▶ What to do
Report every line below that holds the word "spontaneous".

▶ Rows
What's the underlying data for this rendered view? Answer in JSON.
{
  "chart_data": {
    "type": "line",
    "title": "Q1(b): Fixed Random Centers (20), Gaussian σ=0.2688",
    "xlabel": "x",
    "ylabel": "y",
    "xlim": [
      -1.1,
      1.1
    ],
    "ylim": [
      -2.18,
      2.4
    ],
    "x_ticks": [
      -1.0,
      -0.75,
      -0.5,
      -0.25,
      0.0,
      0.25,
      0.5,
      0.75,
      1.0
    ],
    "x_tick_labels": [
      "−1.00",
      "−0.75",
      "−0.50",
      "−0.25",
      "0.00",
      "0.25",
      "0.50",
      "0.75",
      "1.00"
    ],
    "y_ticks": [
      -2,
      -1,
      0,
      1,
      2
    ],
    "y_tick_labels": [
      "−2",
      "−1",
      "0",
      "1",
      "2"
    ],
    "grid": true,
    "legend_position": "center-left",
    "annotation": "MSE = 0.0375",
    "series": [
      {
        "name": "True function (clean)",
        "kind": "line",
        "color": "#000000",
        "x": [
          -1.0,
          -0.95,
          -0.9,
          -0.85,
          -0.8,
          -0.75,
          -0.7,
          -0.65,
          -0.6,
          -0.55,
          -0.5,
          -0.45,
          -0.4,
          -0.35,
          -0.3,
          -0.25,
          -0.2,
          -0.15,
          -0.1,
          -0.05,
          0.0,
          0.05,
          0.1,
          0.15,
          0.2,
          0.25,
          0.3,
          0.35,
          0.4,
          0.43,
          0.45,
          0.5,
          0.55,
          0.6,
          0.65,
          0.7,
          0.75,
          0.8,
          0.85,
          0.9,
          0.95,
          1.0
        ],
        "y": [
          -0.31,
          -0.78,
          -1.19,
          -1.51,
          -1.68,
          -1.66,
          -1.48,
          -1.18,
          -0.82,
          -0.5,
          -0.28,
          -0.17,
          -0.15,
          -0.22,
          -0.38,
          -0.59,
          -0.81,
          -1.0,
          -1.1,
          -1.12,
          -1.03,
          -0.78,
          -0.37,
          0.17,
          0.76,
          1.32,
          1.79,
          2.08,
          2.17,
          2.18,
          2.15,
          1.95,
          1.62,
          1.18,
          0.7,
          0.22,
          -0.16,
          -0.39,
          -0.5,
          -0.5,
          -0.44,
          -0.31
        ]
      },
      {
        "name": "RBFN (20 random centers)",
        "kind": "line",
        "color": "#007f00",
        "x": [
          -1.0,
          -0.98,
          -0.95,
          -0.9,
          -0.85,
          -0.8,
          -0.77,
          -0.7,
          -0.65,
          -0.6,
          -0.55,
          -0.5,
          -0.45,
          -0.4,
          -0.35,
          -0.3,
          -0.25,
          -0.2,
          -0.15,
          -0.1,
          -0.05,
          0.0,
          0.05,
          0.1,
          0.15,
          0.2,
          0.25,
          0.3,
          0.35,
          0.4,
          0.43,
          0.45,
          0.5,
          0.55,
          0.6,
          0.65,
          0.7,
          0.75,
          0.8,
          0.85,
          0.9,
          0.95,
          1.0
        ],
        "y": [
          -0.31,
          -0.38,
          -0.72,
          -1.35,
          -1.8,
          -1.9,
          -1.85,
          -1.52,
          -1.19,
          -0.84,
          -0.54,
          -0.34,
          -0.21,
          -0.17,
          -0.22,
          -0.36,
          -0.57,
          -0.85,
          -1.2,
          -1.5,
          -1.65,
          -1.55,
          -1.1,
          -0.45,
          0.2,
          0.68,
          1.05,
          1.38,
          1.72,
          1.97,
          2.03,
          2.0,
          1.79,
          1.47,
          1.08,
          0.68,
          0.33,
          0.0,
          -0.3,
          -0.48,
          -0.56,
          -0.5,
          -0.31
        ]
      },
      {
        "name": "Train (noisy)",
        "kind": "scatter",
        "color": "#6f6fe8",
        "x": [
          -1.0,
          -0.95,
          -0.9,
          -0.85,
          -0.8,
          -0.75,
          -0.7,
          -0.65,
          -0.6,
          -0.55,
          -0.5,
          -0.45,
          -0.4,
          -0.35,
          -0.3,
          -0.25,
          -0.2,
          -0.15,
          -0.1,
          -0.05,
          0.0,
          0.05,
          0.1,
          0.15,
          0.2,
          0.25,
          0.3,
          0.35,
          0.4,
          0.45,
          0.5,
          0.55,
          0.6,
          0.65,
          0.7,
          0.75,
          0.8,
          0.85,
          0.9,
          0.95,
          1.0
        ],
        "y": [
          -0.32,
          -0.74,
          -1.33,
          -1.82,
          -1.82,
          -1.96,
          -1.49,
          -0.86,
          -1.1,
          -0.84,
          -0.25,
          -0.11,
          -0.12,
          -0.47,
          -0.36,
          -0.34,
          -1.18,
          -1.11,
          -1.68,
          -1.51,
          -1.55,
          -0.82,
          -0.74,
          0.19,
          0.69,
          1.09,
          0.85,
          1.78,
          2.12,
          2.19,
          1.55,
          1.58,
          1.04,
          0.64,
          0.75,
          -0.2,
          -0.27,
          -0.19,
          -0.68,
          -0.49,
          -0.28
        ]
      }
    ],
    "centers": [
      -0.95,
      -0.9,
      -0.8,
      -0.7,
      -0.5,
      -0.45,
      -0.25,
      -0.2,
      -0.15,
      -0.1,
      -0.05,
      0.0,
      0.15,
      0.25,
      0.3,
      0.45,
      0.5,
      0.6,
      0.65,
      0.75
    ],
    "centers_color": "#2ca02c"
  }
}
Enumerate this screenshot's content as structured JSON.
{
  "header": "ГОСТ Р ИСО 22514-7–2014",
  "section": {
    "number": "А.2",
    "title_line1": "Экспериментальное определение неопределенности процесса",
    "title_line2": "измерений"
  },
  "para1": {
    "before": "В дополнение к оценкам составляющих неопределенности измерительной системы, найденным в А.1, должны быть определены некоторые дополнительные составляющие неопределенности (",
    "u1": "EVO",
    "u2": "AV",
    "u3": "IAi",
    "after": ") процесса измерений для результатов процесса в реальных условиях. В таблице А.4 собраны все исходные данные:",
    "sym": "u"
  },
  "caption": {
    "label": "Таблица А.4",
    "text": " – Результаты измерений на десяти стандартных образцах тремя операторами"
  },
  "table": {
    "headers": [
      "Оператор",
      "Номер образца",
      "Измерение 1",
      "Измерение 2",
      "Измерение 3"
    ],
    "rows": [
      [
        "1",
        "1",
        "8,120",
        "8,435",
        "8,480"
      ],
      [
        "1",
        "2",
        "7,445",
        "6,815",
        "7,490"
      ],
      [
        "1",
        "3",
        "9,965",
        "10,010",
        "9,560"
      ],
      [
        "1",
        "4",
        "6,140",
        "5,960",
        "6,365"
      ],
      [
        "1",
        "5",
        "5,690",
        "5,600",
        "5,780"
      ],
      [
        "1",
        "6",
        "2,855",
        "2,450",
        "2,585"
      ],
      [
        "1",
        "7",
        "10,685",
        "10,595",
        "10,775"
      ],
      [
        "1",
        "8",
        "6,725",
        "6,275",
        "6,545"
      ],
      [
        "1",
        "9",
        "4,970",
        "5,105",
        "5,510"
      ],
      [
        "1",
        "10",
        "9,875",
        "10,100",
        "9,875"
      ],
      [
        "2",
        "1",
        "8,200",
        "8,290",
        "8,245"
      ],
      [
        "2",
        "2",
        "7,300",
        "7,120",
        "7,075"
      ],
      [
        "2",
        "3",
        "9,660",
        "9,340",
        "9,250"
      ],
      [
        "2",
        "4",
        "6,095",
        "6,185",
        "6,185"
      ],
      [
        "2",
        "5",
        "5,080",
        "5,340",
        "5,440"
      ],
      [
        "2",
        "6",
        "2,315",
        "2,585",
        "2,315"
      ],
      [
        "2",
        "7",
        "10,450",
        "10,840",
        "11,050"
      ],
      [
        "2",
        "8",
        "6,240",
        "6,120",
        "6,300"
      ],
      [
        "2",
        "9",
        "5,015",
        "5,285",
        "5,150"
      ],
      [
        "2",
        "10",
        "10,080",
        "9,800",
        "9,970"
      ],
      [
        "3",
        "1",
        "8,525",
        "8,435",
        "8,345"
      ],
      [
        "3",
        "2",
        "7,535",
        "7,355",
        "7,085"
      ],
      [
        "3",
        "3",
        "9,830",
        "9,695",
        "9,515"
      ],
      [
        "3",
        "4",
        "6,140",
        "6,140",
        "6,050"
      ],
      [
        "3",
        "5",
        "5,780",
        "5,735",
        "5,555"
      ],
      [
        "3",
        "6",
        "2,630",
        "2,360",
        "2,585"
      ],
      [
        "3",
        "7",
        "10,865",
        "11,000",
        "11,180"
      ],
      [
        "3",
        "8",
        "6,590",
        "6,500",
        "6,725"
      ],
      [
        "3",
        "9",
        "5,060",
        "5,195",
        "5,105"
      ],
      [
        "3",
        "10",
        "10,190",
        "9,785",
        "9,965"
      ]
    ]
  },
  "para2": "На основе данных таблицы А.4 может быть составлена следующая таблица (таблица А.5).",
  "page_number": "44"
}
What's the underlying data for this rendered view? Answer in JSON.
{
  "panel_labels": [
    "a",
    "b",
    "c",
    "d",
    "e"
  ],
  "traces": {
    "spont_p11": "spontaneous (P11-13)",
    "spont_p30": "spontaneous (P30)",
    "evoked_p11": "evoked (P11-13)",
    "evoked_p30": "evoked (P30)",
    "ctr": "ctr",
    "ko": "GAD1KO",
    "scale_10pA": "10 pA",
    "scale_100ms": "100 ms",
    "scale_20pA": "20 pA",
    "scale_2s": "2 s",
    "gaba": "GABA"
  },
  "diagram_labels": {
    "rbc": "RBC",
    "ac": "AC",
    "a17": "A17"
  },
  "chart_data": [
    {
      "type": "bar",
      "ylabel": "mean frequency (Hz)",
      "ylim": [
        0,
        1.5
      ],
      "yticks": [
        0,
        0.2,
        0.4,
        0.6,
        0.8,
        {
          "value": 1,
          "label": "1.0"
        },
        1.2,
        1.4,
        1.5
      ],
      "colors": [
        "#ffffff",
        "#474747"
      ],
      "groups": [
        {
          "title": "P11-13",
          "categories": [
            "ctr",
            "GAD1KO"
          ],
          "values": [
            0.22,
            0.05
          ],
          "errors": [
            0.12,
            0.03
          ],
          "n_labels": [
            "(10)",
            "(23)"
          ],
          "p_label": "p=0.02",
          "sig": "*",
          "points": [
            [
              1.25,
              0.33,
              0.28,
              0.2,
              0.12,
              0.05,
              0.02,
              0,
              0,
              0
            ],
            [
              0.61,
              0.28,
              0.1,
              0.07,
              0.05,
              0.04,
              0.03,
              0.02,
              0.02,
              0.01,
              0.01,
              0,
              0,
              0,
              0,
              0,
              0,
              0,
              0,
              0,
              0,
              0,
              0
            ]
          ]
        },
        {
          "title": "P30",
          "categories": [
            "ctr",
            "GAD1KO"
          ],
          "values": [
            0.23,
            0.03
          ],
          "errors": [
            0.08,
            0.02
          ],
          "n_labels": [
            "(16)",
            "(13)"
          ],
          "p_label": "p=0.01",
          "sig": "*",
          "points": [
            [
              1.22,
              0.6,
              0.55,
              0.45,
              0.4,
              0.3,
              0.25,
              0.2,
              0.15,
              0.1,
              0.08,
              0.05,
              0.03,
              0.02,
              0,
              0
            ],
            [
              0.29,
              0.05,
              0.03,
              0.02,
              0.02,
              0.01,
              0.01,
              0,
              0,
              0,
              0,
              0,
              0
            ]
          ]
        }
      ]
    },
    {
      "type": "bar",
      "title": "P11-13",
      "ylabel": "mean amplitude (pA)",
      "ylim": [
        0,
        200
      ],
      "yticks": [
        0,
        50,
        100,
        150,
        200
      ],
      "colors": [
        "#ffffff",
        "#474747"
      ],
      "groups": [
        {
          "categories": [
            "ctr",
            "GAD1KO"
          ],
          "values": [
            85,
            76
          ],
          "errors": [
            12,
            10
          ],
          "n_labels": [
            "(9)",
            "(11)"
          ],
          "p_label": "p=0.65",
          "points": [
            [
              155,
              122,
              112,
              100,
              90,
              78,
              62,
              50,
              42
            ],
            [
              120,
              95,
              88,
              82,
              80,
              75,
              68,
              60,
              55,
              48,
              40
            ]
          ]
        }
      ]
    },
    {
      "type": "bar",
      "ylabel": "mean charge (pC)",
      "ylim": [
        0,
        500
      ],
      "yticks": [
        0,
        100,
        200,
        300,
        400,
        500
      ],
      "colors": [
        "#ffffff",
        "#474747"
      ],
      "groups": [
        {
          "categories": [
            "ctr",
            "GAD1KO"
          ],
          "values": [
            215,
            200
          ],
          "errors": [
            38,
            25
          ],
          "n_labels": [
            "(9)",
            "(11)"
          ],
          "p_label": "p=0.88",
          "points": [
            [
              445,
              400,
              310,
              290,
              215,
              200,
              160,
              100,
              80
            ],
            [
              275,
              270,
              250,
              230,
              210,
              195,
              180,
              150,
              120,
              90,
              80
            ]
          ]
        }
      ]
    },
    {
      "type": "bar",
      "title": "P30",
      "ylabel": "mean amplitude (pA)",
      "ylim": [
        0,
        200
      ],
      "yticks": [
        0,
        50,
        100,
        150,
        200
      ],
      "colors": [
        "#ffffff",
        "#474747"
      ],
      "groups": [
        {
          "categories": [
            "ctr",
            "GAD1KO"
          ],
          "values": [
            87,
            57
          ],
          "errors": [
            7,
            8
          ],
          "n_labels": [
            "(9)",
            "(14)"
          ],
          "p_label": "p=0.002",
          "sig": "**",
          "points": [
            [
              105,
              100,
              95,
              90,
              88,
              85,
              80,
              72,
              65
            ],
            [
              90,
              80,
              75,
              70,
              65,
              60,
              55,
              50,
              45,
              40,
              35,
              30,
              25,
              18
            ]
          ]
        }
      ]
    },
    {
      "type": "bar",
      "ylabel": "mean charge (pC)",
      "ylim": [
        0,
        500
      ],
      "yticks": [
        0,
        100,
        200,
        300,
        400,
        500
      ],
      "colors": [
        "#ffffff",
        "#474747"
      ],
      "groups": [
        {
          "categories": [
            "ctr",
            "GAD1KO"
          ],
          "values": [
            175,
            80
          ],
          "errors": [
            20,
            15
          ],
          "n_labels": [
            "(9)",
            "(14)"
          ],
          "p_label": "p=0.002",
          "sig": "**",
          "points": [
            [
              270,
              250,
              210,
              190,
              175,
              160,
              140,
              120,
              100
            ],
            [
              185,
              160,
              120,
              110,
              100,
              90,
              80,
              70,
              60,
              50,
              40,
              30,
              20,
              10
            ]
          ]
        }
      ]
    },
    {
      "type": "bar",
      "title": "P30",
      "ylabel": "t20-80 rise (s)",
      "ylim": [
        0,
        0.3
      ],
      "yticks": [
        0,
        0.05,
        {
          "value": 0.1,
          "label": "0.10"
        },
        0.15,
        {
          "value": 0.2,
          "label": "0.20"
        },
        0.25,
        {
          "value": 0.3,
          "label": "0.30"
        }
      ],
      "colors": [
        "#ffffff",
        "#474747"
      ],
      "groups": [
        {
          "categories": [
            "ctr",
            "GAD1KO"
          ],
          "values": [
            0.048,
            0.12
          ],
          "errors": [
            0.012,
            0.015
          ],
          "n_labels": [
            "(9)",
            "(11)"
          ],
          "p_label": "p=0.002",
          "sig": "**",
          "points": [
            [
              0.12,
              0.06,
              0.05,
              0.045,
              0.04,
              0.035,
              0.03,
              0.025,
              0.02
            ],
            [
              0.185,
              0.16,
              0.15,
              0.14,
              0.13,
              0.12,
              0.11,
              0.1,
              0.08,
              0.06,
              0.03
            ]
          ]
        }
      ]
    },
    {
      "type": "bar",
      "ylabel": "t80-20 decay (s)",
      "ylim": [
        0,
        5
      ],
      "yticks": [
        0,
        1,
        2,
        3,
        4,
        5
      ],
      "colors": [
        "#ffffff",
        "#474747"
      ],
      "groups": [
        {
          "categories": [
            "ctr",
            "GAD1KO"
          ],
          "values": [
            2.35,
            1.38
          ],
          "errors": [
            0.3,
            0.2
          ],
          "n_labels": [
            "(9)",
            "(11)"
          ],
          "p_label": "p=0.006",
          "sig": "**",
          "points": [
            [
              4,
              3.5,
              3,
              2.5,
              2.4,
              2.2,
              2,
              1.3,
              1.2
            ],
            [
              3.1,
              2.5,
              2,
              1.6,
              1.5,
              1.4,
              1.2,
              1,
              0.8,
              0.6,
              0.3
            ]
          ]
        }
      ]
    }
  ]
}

▶ Written solution
    "spont_p11": "spontaneous (P11-13)",
    "spont_p30": "spontaneous (P30)",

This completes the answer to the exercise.